#### TASK:
Your task is to transcribe the data in full.

#### MATERIAL FOR THIS TASK:
== == ==

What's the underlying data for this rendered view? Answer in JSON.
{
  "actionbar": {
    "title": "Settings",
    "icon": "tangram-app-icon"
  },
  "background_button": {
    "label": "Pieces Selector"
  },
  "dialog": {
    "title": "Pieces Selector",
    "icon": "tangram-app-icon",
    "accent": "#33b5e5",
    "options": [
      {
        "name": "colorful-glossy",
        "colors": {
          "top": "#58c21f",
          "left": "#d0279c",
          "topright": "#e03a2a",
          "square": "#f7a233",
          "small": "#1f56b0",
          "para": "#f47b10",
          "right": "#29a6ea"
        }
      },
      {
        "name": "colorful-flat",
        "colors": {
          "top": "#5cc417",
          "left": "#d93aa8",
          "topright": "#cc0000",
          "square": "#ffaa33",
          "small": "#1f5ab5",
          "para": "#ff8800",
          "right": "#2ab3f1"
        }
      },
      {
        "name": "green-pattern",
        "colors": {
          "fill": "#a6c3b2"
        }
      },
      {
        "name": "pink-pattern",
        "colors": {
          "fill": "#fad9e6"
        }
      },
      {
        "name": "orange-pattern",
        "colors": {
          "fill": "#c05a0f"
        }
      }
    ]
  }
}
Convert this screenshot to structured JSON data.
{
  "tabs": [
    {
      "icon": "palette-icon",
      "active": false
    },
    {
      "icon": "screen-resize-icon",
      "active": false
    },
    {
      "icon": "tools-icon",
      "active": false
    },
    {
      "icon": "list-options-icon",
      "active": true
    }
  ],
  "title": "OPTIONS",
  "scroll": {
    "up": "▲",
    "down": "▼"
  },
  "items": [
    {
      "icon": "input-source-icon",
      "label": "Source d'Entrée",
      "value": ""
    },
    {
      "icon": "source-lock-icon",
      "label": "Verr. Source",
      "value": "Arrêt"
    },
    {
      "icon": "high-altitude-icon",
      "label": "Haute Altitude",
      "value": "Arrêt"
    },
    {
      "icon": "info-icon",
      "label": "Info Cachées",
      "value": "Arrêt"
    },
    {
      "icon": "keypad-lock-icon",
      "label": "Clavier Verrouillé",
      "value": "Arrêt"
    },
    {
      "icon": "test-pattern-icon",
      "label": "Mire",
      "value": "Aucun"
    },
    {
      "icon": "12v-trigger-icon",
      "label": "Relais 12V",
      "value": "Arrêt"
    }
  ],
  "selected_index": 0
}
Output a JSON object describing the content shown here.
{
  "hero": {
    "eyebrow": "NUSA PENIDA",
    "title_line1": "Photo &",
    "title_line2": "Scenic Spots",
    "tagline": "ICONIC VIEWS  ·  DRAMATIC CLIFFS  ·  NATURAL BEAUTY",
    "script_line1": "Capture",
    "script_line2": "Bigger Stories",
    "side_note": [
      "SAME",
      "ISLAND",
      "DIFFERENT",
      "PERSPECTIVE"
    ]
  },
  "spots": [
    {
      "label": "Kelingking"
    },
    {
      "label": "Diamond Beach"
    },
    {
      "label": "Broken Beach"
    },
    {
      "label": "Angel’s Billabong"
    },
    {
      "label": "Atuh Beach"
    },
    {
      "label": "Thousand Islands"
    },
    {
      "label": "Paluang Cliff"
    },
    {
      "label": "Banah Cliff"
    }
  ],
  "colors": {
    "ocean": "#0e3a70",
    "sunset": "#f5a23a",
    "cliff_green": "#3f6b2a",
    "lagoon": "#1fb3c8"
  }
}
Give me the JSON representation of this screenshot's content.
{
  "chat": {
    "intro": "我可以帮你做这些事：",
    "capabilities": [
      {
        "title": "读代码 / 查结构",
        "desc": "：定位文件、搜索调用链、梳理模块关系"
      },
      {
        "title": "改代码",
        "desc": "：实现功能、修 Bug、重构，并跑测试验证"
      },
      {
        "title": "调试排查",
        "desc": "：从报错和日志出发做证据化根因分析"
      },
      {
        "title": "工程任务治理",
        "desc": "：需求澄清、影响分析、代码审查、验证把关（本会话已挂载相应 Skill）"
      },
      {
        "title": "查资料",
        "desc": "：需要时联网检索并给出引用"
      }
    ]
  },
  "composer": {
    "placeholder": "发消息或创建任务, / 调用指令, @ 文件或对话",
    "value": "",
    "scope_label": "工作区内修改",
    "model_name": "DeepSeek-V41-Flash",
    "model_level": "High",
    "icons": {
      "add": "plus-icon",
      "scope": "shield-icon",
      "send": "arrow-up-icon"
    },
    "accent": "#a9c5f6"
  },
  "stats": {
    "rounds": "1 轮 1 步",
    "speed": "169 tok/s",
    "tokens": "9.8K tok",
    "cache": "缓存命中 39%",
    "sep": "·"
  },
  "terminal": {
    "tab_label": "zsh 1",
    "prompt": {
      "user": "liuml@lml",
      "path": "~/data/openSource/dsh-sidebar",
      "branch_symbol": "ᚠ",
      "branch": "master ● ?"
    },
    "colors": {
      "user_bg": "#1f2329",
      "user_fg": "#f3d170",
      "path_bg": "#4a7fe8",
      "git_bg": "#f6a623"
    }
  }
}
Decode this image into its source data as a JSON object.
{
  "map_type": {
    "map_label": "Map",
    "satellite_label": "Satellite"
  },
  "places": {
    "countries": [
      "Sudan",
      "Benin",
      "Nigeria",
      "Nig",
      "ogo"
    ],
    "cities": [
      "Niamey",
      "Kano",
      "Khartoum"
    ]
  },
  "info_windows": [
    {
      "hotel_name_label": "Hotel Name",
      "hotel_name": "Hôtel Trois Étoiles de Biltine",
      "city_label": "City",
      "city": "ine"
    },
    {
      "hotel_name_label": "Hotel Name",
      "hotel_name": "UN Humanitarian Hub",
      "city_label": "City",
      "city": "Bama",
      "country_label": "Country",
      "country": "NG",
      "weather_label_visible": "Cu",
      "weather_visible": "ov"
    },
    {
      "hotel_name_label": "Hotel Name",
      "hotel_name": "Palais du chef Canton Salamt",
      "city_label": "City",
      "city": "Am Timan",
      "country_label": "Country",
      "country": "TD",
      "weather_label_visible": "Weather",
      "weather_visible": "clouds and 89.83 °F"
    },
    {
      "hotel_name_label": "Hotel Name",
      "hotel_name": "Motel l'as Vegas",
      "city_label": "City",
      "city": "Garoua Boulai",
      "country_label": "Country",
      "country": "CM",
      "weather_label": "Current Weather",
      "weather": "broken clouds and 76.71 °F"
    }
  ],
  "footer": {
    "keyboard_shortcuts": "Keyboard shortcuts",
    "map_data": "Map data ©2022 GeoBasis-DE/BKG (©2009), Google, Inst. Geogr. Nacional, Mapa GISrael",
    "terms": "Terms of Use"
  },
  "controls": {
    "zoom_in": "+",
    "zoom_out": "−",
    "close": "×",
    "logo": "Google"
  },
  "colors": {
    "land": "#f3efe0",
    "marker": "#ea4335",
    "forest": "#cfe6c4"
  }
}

== == ==

#### RESULT OF THE TASK:
What's the underlying data for this rendered view? Answer in JSON.
{
  "actionbar": {
    "title": "Settings",
    "icon": "tangram-app-icon"
  },
  "background_button": {
    "label": "Pieces Selector"
  },
  "dialog": {
    "title": "Pieces Selector",
    "icon": "tangram-app-icon",
    "accent": "#33b5e5",
    "options": [
      {
        "name": "colorful-glossy",
        "colors": {
          "top": "#58c21f",
          "left": "#d0279c",
          "topright": "#e03a2a",
          "square": "#f7a233",
          "small": "#1f56b0",
          "para": "#f47b10",
          "right": "#29a6ea"
        }
      },
      {
        "name": "colorful-flat",
        "colors": {
          "top": "#5cc417",
          "left": "#d93aa8",
          "topright": "#cc0000",
          "square": "#ffaa33",
          "small": "#1f5ab5",
          "para": "#ff8800",
          "right": "#2ab3f1"
        }
      },
      {
        "name": "green-pattern",
        "colors": {
          "fill": "#a6c3b2"
        }
      },
      {
        "name": "pink-pattern",
        "colors": {
          "fill": "#fad9e6"
        }
      },
      {
        "name": "orange-pattern",
        "colors": {
          "fill": "#c05a0f"
        }
      }
    ]
  }
}
Convert this screenshot to structured JSON data.
{
  "tabs": [
    {
      "icon": "palette-icon",
      "active": false
    },
    {
      "icon": "screen-resize-icon",
      "active": false
    },
    {
      "icon": "tools-icon",
      "active": false
    },
    {
      "icon": "list-options-icon",
      "active": true
    }
  ],
  "title": "OPTIONS",
  "scroll": {
    "up": "▲",
    "down": "▼"
  },
  "items": [
    {
      "icon": "input-source-icon",
      "label": "Source d'Entrée",
      "value": ""
    },
    {
      "icon": "source-lock-icon",
      "label": "Verr. Source",
      "value": "Arrêt"
    },
    {
      "icon": "high-altitude-icon",
      "label": "Haute Altitude",
      "value": "Arrêt"
    },
    {
      "icon": "info-icon",
      "label": "Info Cachées",
      "value": "Arrêt"
    },
    {
      "icon": "keypad-lock-icon",
      "label": "Clavier Verrouillé",
      "value": "Arrêt"
    },
    {
      "icon": "test-pattern-icon",
      "label": "Mire",
      "value": "Aucun"
    },
    {
      "icon": "12v-trigger-icon",
      "label": "Relais 12V",
      "value": "Arrêt"
    }
  ],
  "selected_index": 0
}
Output a JSON object describing the content shown here.
{
  "hero": {
    "eyebrow": "NUSA PENIDA",
    "title_line1": "Photo &",
    "title_line2": "Scenic Spots",
    "tagline": "ICONIC VIEWS  ·  DRAMATIC CLIFFS  ·  NATURAL BEAUTY",
    "script_line1": "Capture",
    "script_line2": "Bigger Stories",
    "side_note": [
      "SAME",
      "ISLAND",
      "DIFFERENT",
      "PERSPECTIVE"
    ]
  },
  "spots": [
    {
      "label": "Kelingking"
    },
    {
      "label": "Diamond Beach"
    },
    {
      "label": "Broken Beach"
    },
    {
      "label": "Angel’s Billabong"
    },
    {
      "label": "Atuh Beach"
    },
    {
      "label": "Thousand Islands"
    },
    {
      "label": "Paluang Cliff"
    },
    {
      "label": "Banah Cliff"
    }
  ],
  "colors": {
    "ocean": "#0e3a70",
    "sunset": "#f5a23a",
    "cliff_green": "#3f6b2a",
    "lagoon": "#1fb3c8"
  }
}
Give me the JSON representation of this screenshot's content.
{
  "chat": {
    "intro": "我可以帮你做这些事：",
    "capabilities": [
      {
        "title": "读代码 / 查结构",
        "desc": "：定位文件、搜索调用链、梳理模块关系"
      },
      {
        "title": "改代码",
        "desc": "：实现功能、修 Bug、重构，并跑测试验证"
      },
      {
        "title": "调试排查",
        "desc": "：从报错和日志出发做证据化根因分析"
      },
      {
        "title": "工程任务治理",
        "desc": "：需求澄清、影响分析、代码审查、验证把关（本会话已挂载相应 Skill）"
      },
      {
        "title": "查资料",
        "desc": "：需要时联网检索并给出引用"
      }
    ]
  },
  "composer": {
    "placeholder": "发消息或创建任务, / 调用指令, @ 文件或对话",
    "value": "",
    "scope_label": "工作区内修改",
    "model_name": "DeepSeek-V41-Flash",
    "model_level": "High",
    "icons": {
      "add": "plus-icon",
      "scope": "shield-icon",
      "send": "arrow-up-icon"
    },
    "accent": "#a9c5f6"
  },
  "stats": {
    "rounds": "1 轮 1 步",
    "speed": "169 tok/s",
    "tokens": "9.8K tok",
    "cache": "缓存命中 39%",
    "sep": "·"
  },
  "terminal": {
    "tab_label": "zsh 1",
    "prompt": {
      "user": "liuml@lml",
      "path": "~/data/openSource/dsh-sidebar",
      "branch_symbol": "ᚠ",
      "branch": "master ● ?"
    },
    "colors": {
      "user_bg": "#1f2329",
      "user_fg": "#f3d170",
      "path_bg": "#4a7fe8",
      "git_bg": "#f6a623"
    }
  }
}
Decode this image into its source data as a JSON object.
{
  "map_type": {
    "map_label": "Map",
    "satellite_label": "Satellite"
  },
  "places": {
    "countries": [
      "Sudan",
      "Benin",
      "Nigeria",
      "Nig",
      "ogo"
    ],
    "cities": [
      "Niamey",
      "Kano",
      "Khartoum"
    ]
  },
  "info_windows": [
    {
      "hotel_name_label": "Hotel Name",
      "hotel_name": "Hôtel Trois Étoiles de Biltine",
      "city_label": "City",
      "city": "ine"
    },
    {
      "hotel_name_label": "Hotel Name",
      "hotel_name": "UN Humanitarian Hub",
      "city_label": "City",
      "city": "Bama",
      "country_label": "Country",
      "country": "NG",
      "weather_label_visible": "Cu",
      "weather_visible": "ov"
    },
    {
      "hotel_name_label": "Hotel Name",
      "hotel_name": "Palais du chef Canton Salamt",
      "city_label": "City",
      "city": "Am Timan",
      "country_label": "Country",
      "country": "TD",
      "weather_label_visible": "Weather",
      "weather_visible": "clouds and 89.83 °F"
    },
    {
      "hotel_name_label": "Hotel Name",
      "hotel_name": "Motel l'as Vegas",
      "city_label": "City",
      "city": "Garoua Boulai",
      "country_label": "Country",
      "country": "CM",
      "weather_label": "Current Weather",
      "weather": "broken clouds and 76.71 °F"
    }
  ],
  "footer": {
    "keyboard_shortcuts": "Keyboard shortcuts",
    "map_data": "Map data ©2022 GeoBasis-DE/BKG (©2009), Google, Inst. Geogr. Nacional, Mapa GISrael",
    "terms": "Terms of Use"
  },
  "controls": {
    "zoom_in": "+",
    "zoom_out": "−",
    "close": "×",
    "logo": "Google"
  },
  "colors": {
    "land": "#f3efe0",
    "marker": "#ea4335",
    "forest": "#cfe6c4"
  }
}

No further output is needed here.